EXERCISE DETAILS: Go through the listing and write out all of it exactly.
((
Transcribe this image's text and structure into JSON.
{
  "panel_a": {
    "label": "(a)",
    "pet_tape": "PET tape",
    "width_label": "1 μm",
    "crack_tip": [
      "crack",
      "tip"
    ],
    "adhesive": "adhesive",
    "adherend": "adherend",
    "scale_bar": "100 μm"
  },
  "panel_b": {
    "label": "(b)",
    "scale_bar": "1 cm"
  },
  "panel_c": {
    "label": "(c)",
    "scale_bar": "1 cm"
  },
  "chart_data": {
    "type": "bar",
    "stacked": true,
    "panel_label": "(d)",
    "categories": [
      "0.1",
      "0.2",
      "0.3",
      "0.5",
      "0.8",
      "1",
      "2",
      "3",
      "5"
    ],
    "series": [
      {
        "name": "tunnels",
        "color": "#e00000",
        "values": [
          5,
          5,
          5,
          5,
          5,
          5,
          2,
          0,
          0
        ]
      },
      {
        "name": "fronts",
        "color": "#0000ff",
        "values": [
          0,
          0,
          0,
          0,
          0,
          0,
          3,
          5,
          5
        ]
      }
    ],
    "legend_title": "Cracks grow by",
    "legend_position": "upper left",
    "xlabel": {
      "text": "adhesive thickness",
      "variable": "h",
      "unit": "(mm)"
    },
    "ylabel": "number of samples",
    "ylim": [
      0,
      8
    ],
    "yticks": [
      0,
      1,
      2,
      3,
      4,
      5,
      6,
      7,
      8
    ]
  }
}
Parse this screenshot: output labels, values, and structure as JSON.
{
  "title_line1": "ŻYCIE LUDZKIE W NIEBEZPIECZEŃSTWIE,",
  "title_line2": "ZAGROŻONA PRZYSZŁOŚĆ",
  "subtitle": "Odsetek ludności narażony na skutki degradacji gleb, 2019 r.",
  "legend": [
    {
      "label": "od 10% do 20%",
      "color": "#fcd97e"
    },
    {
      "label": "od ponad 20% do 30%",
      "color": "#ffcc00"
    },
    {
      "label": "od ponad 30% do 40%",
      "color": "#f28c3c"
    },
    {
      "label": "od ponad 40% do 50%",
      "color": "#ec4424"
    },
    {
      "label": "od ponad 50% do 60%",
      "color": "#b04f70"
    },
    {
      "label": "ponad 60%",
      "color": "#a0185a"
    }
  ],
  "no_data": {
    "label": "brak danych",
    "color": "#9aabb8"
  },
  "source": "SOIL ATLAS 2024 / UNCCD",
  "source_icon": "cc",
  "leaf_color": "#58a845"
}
))
PROBLEM SOLUTION:
Transcribe this image's text and structure into JSON.
{
  "panel_a": {
    "label": "(a)",
    "pet_tape": "PET tape",
    "width_label": "1 μm",
    "crack_tip": [
      "crack",
      "tip"
    ],
    "adhesive": "adhesive",
    "adherend": "adherend",
    "scale_bar": "100 μm"
  },
  "panel_b": {
    "label": "(b)",
    "scale_bar": "1 cm"
  },
  "panel_c": {
    "label": "(c)",
    "scale_bar": "1 cm"
  },
  "chart_data": {
    "type": "bar",
    "stacked": true,
    "panel_label": "(d)",
    "categories": [
      "0.1",
      "0.2",
      "0.3",
      "0.5",
      "0.8",
      "1",
      "2",
      "3",
      "5"
    ],
    "series": [
      {
        "name": "tunnels",
        "color": "#e00000",
        "values": [
          5,
          5,
          5,
          5,
          5,
          5,
          2,
          0,
          0
        ]
      },
      {
        "name": "fronts",
        "color": "#0000ff",
        "values": [
          0,
          0,
          0,
          0,
          0,
          0,
          3,
          5,
          5
        ]
      }
    ],
    "legend_title": "Cracks grow by",
    "legend_position": "upper left",
    "xlabel": {
      "text": "adhesive thickness",
      "variable": "h",
      "unit": "(mm)"
    },
    "ylabel": "number of samples",
    "ylim": [
      0,
      8
    ],
    "yticks": [
      0,
      1,
      2,
      3,
      4,
      5,
      6,
      7,
      8
    ]
  }
}
Parse this screenshot: output labels, values, and structure as JSON.
{
  "title_line1": "ŻYCIE LUDZKIE W NIEBEZPIECZEŃSTWIE,",
  "title_line2": "ZAGROŻONA PRZYSZŁOŚĆ",
  "subtitle": "Odsetek ludności narażony na skutki degradacji gleb, 2019 r.",
  "legend": [
    {
      "label": "od 10% do 20%",
      "color": "#fcd97e"
    },
    {
      "label": "od ponad 20% do 30%",
      "color": "#ffcc00"
    },
    {
      "label": "od ponad 30% do 40%",
      "color": "#f28c3c"
    },
    {
      "label": "od ponad 40% do 50%",
      "color": "#ec4424"
    },
    {
      "label": "od ponad 50% do 60%",
      "color": "#b04f70"
    },
    {
      "label": "ponad 60%",
      "color": "#a0185a"
    }
  ],
  "no_data": {
    "label": "brak danych",
    "color": "#9aabb8"
  },
  "source": "SOIL ATLAS 2024 / UNCCD",
  "source_icon": "cc",
  "leaf_color": "#58a845"
}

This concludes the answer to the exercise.